■ Your goal:
Reproduce the material word for word; the images stay out.

■ Entries provided:
## BEGIN

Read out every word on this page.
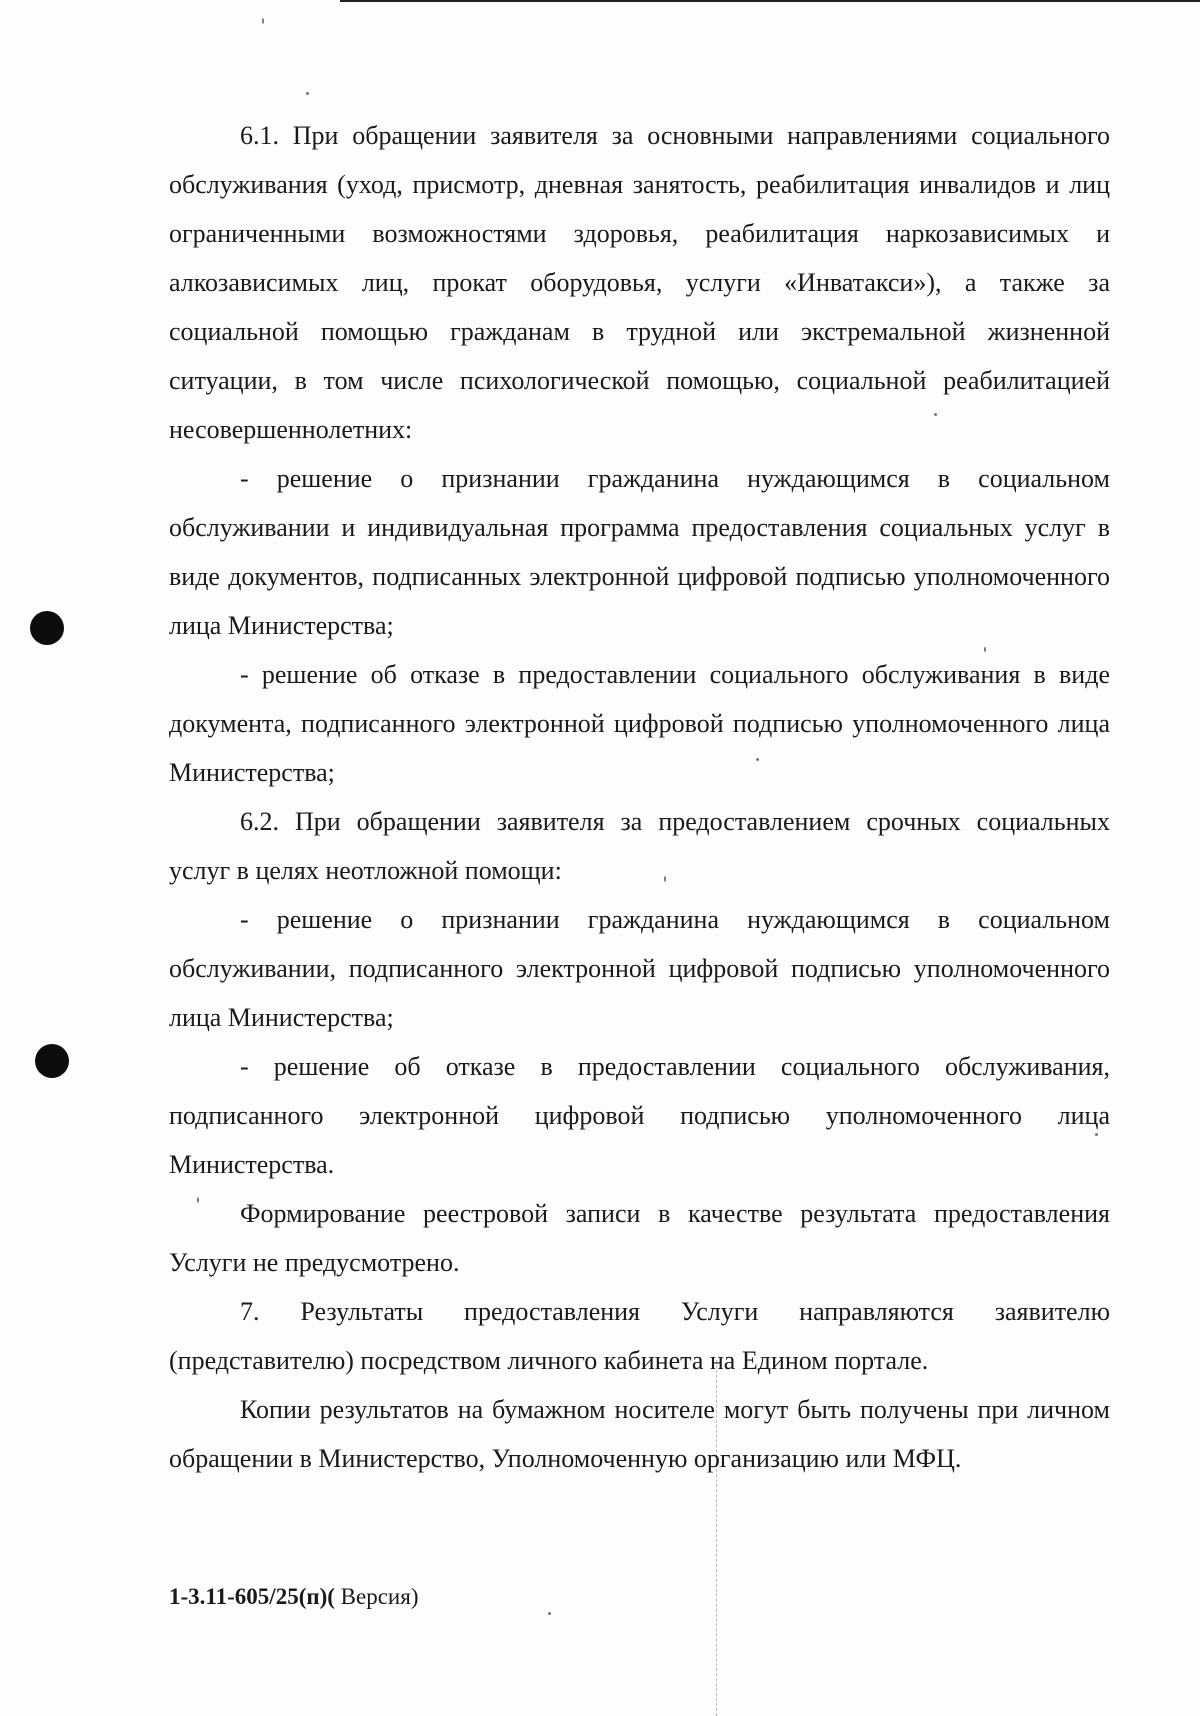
6.1. При обращении заявителя за основными направлениями социального обслуживания (уход, присмотр, дневная занятость, реабилитация инвалидов и лиц ограниченными возможностями здоровья, реабилитация наркозависимых и алкозависимых лиц, прокат оборудовья, услуги «Инватакси»), а также за социальной помощью гражданам в трудной или экстремальной жизненной ситуации, в том числе психологической помощью, социальной реабилитацией несовершеннолетних:

- решение о признании гражданина нуждающимся в социальном обслуживании и индивидуальная программа предоставления социальных услуг в виде документов, подписанных электронной цифровой подписью уполномоченного лица Министерства;

- решение об отказе в предоставлении социального обслуживания в виде документа, подписанного электронной цифровой подписью уполномоченного лица Министерства;

6.2. При обращении заявителя за предоставлением срочных социальных услуг в целях неотложной помощи:

- решение о признании гражданина нуждающимся в социальном обслуживании, подписанного электронной цифровой подписью уполномоченного лица Министерства;

- решение об отказе в предоставлении социального обслуживания, подписанного электронной цифровой подписью уполномоченного лица Министерства.

Формирование реестровой записи в качестве результата предоставления Услуги не предусмотрено.

7. Результаты предоставления Услуги направляются заявителю (представителю) посредством личного кабинета на Едином портале.

Копии результатов на бумажном носителе могут быть получены при личном обращении в Министерство, Уполномоченную организацию или МФЦ.

1-3.11-605/25(п)( Версия)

## END

■ Solution to this problem:
Read out every word on this page.
6.1. При обращении заявителя за основными направлениями социального обслуживания (уход, присмотр, дневная занятость, реабилитация инвалидов и лиц ограниченными возможностями здоровья, реабилитация наркозависимых и алкозависимых лиц, прокат оборудовья, услуги «Инватакси»), а также за социальной помощью гражданам в трудной или экстремальной жизненной ситуации, в том числе психологической помощью, социальной реабилитацией несовершеннолетних:

- решение о признании гражданина нуждающимся в социальном обслуживании и индивидуальная программа предоставления социальных услуг в виде документов, подписанных электронной цифровой подписью уполномоченного лица Министерства;

- решение об отказе в предоставлении социального обслуживания в виде документа, подписанного электронной цифровой подписью уполномоченного лица Министерства;

6.2. При обращении заявителя за предоставлением срочных социальных услуг в целях неотложной помощи:

- решение о признании гражданина нуждающимся в социальном обслуживании, подписанного электронной цифровой подписью уполномоченного лица Министерства;

- решение об отказе в предоставлении социального обслуживания, подписанного электронной цифровой подписью уполномоченного лица Министерства.

Формирование реестровой записи в качестве результата предоставления Услуги не предусмотрено.

7. Результаты предоставления Услуги направляются заявителю (представителю) посредством личного кабинета на Едином портале.

Копии результатов на бумажном носителе могут быть получены при личном обращении в Министерство, Уполномоченную организацию или МФЦ.

1-3.11-605/25(п)( Версия)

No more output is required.